### PROBLEM DESCRIPTION
Retype the records from the line that contains "preview-button[interactable]: Preview (1012, 376, 1073, 404)" through the line that contains "sidebar-item-kartu-soal[interactable]: Kartu Soal", including both of those lines.

[start]

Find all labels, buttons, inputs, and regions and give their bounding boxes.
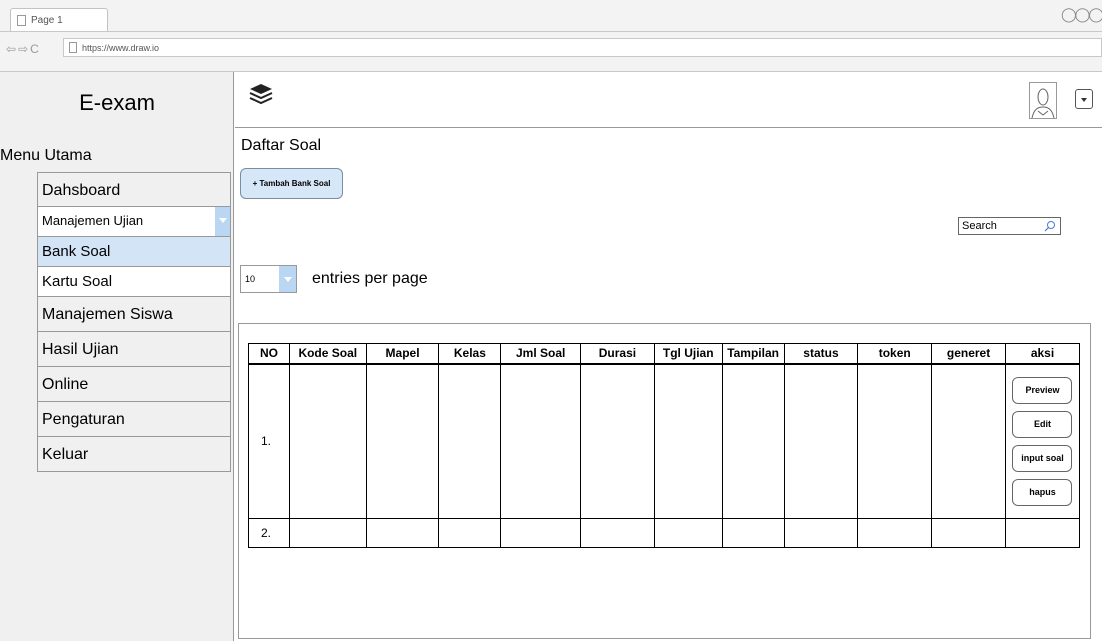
preview-button[interactable]: Preview (1012, 376, 1073, 404)
input-soal-button[interactable]: input soal (1012, 444, 1073, 472)
sidebar-item-manajemen-ujian[interactable]: Manajemen Ujian (37, 207, 231, 237)
column-header: token (857, 343, 933, 365)
add-bank-soal-button[interactable]: + Tambah Bank Soal (240, 168, 343, 199)
column-header: aksi (1004, 343, 1081, 365)
table-header-row: NO Kode Soal Mapel Kelas Jml Soal Durasi… (248, 343, 1081, 365)
table-cell (500, 363, 582, 519)
table-cell (653, 518, 723, 548)
actions-cell: Preview Edit input soal hapus (1004, 363, 1081, 519)
table-cell (580, 363, 655, 519)
sidebar-item-label: Pengaturan (42, 411, 125, 428)
sidebar-item-kartu-soal[interactable]: Kartu Soal (37, 267, 231, 297)
tab-title: Page 1 (31, 15, 63, 26)
search-placeholder: Search (962, 220, 997, 232)
user-menu-dropdown[interactable] (1075, 89, 1093, 109)
menu-title: Menu Utama (0, 147, 92, 164)
sidebar-item-label: Keluar (42, 446, 89, 463)
reload-icon[interactable]: C (30, 42, 41, 56)
sidebar-item-label: Hasil Ujian (42, 341, 119, 358)
row-number: 1. (248, 363, 290, 519)
column-header: generet (931, 343, 1006, 365)
user-avatar-icon[interactable] (1029, 82, 1057, 119)
column-header: Kode Soal (288, 343, 367, 365)
page-icon (17, 15, 26, 26)
browser-chrome: Page 1 ◯◯◯ ⇦⇨C https://www.draw.io (0, 0, 1102, 72)
window-controls[interactable]: ◯◯◯ (1061, 6, 1102, 22)
entries-per-page-select[interactable]: 10 (240, 265, 297, 293)
table-row: 2. (248, 518, 1081, 548)
sidebar-item-manajemen-siswa[interactable]: Manajemen Siswa (37, 297, 231, 332)
table-cell (783, 363, 859, 519)
sidebar-item-label: Kartu Soal (42, 273, 113, 290)
table-cell (288, 363, 367, 519)
table-cell (365, 363, 440, 519)
table-cell (438, 518, 502, 548)
main-header (235, 72, 1102, 128)
app-title: E-exam (79, 90, 155, 115)
table-cell (438, 363, 502, 519)
browser-tab[interactable]: Page 1 (10, 8, 108, 32)
questions-table: NO Kode Soal Mapel Kelas Jml Soal Durasi… (248, 343, 1081, 548)
table-cell (500, 518, 582, 548)
sidebar-item-dashboard[interactable]: Dahsboard (37, 172, 231, 207)
sidebar-menu: Dahsboard Manajemen Ujian Bank Soal Kart… (37, 172, 231, 472)
table-cell (288, 518, 367, 548)
page-title: Daftar Soal (241, 137, 322, 154)
table-cell (783, 518, 859, 548)
edit-button[interactable]: Edit (1012, 410, 1073, 438)
chevron-down-icon[interactable] (215, 207, 230, 236)
row-number: 2. (248, 518, 290, 548)
table-cell (653, 363, 723, 519)
table-row: 1. Preview Edit input soal hapus (248, 363, 1081, 519)
tab-divider (0, 31, 1102, 32)
column-header: status (783, 343, 859, 365)
table-cell (721, 518, 785, 548)
sidebar: E-exam Menu Utama Dahsboard Manajemen Uj… (0, 72, 234, 641)
back-icon[interactable]: ⇦ (6, 42, 18, 56)
table-cell (721, 363, 785, 519)
url-text: https://www.draw.io (82, 43, 160, 53)
address-bar[interactable]: https://www.draw.io (63, 38, 1102, 57)
page-icon (69, 42, 77, 53)
sidebar-item-label: Manajemen Siswa (42, 306, 173, 323)
column-header: Tgl Ujian (653, 343, 723, 365)
forward-icon[interactable]: ⇨ (18, 42, 30, 56)
chevron-down-icon (1081, 98, 1087, 102)
column-header: Tampilan (721, 343, 785, 365)
column-header: NO (248, 343, 290, 365)
search-icon[interactable] (1044, 220, 1056, 232)
entries-label: entries per page (312, 270, 428, 287)
table-cell (931, 363, 1006, 519)
column-header: Mapel (365, 343, 440, 365)
chevron-down-icon[interactable] (279, 266, 296, 292)
entries-value: 10 (245, 274, 256, 284)
sidebar-item-online[interactable]: Online (37, 367, 231, 402)
table-cell (857, 518, 933, 548)
navigation-buttons[interactable]: ⇦⇨C (6, 42, 41, 56)
sidebar-item-label: Dahsboard (42, 182, 121, 199)
search-input[interactable]: Search (958, 217, 1061, 235)
sidebar-item-label: Bank Soal (42, 243, 111, 260)
sidebar-item-label: Manajemen Ujian (42, 213, 144, 228)
sidebar-item-bank-soal[interactable]: Bank Soal (37, 237, 231, 267)
layers-icon[interactable] (249, 82, 273, 106)
table-cell (365, 518, 440, 548)
column-header: Kelas (438, 343, 502, 365)
table-cell (857, 363, 933, 519)
sidebar-item-keluar[interactable]: Keluar (37, 437, 231, 472)
table-cell (931, 518, 1006, 548)
column-header: Durasi (580, 343, 655, 365)
sidebar-item-pengaturan[interactable]: Pengaturan (37, 402, 231, 437)
actions-cell (1004, 518, 1081, 548)
sidebar-item-label: Online (42, 376, 89, 393)
table-cell (580, 518, 655, 548)
column-header: Jml Soal (500, 343, 582, 365)
hapus-button[interactable]: hapus (1012, 478, 1073, 506)
sidebar-item-hasil-ujian[interactable]: Hasil Ujian (37, 332, 231, 367)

[end]

### THE REPLY
preview-button[interactable]: Preview (1012, 376, 1073, 404)
input-soal-button[interactable]: input soal (1012, 444, 1073, 472)
sidebar-item-manajemen-ujian[interactable]: Manajemen Ujian (37, 207, 231, 237)
column-header: token (857, 343, 933, 365)
add-bank-soal-button[interactable]: + Tambah Bank Soal (240, 168, 343, 199)
column-header: aksi (1004, 343, 1081, 365)
table-header-row: NO Kode Soal Mapel Kelas Jml Soal Durasi… (248, 343, 1081, 365)
table-cell (500, 363, 582, 519)
table-cell (653, 518, 723, 548)
actions-cell: Preview Edit input soal hapus (1004, 363, 1081, 519)
table-cell (580, 363, 655, 519)
sidebar-item-label: Pengaturan (42, 411, 125, 428)
sidebar-item-kartu-soal[interactable]: Kartu Soal (37, 267, 231, 297)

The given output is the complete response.